___ Records supplied ___

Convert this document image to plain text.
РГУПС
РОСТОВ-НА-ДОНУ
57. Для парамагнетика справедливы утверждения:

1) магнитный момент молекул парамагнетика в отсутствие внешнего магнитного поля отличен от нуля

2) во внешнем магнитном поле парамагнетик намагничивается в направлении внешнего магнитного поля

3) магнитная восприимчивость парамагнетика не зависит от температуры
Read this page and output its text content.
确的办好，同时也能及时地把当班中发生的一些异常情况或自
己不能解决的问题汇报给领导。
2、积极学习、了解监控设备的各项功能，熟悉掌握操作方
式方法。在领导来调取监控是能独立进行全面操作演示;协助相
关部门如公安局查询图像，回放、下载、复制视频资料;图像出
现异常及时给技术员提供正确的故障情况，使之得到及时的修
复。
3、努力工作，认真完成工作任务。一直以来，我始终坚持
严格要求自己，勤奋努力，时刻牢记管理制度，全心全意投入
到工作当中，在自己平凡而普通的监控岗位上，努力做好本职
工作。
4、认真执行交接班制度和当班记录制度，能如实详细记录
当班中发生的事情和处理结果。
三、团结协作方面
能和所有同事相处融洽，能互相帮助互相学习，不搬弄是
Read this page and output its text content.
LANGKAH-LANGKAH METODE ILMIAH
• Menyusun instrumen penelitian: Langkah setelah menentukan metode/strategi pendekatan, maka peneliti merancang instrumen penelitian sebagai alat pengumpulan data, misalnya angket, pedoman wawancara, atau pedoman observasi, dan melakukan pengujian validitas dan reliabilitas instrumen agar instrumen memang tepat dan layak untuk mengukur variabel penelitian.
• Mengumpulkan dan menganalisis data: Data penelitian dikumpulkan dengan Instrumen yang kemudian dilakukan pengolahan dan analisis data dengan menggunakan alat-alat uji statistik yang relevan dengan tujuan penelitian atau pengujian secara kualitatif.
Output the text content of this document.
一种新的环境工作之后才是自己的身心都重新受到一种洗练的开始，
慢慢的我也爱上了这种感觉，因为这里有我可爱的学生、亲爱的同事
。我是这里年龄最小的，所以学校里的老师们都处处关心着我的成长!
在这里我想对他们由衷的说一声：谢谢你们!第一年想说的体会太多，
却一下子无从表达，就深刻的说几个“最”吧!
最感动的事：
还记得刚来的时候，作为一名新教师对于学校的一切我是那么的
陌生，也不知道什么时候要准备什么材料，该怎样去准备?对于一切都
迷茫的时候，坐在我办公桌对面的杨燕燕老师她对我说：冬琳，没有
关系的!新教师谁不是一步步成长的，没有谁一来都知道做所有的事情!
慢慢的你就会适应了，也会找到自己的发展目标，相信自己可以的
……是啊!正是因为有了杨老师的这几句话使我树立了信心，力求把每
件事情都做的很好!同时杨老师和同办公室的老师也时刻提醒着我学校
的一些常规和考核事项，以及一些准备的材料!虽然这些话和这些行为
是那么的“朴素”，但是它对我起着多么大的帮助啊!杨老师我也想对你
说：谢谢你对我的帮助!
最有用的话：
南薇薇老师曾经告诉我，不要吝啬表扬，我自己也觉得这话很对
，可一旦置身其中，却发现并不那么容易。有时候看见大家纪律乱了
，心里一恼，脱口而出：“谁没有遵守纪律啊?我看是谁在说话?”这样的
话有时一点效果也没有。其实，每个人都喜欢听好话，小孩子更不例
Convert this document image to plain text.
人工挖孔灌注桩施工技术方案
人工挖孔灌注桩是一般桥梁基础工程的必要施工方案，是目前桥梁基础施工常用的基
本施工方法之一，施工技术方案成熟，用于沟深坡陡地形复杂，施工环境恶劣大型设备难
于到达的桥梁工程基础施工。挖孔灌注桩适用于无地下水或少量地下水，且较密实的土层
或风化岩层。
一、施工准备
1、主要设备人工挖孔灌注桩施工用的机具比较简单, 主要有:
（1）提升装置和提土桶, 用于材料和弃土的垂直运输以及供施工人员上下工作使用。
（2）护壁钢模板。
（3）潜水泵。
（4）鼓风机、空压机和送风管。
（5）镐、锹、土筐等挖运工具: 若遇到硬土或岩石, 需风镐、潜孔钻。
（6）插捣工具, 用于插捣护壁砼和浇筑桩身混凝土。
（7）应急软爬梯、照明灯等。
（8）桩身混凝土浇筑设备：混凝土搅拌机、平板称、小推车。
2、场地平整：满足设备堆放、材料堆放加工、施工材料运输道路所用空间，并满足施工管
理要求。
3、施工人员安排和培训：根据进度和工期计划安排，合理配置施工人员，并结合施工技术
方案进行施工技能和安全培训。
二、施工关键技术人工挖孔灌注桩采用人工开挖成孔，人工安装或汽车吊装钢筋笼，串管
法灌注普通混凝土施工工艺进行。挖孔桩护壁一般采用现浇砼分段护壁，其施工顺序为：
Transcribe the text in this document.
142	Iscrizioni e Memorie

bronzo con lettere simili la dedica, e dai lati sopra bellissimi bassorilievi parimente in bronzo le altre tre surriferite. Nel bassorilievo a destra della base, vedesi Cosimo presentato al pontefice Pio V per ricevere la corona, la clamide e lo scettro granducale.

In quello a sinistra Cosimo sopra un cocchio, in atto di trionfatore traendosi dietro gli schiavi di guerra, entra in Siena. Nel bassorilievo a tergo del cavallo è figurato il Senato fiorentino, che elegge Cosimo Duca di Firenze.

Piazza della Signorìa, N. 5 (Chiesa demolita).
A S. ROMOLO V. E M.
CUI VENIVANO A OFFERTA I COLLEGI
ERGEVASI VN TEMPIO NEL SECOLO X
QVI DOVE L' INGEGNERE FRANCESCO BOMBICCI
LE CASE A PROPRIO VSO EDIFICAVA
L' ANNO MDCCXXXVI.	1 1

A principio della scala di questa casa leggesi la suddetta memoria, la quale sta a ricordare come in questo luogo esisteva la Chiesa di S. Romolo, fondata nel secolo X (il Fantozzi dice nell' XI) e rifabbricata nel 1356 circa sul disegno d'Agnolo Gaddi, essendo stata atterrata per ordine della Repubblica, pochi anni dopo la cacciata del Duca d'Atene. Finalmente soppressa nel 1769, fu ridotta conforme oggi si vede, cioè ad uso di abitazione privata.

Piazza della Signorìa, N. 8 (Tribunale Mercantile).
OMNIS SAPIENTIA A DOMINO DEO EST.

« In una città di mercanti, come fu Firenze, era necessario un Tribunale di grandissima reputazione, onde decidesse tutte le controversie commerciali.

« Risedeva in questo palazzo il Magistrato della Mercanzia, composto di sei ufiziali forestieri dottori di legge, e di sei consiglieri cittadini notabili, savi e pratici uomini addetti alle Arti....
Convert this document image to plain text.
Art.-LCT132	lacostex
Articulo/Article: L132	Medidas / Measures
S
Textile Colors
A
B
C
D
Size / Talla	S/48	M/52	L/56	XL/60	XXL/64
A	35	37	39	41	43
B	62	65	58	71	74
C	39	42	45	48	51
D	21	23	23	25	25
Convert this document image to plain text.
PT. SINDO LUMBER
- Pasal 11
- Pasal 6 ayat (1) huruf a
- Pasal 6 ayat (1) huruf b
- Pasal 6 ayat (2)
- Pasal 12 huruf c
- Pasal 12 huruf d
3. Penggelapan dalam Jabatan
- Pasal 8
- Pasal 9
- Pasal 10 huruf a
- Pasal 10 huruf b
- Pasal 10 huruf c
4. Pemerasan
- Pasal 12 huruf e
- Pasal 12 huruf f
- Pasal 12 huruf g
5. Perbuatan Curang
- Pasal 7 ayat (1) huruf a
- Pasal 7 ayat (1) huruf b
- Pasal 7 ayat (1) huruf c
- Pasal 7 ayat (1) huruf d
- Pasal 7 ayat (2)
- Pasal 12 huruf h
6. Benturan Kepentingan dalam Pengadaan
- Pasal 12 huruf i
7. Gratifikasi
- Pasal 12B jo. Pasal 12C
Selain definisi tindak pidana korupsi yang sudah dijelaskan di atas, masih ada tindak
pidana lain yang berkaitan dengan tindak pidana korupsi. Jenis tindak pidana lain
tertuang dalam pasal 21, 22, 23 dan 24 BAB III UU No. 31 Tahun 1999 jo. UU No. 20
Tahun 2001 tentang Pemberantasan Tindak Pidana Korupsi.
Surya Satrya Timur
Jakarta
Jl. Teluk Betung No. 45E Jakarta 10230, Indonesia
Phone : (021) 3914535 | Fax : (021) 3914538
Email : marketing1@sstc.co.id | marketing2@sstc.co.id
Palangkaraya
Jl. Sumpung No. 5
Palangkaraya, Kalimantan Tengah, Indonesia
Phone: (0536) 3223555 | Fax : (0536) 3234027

___

- What is required
Among the lines of the data above, count those holding "Piazza" and state only the number.

- Full answer
2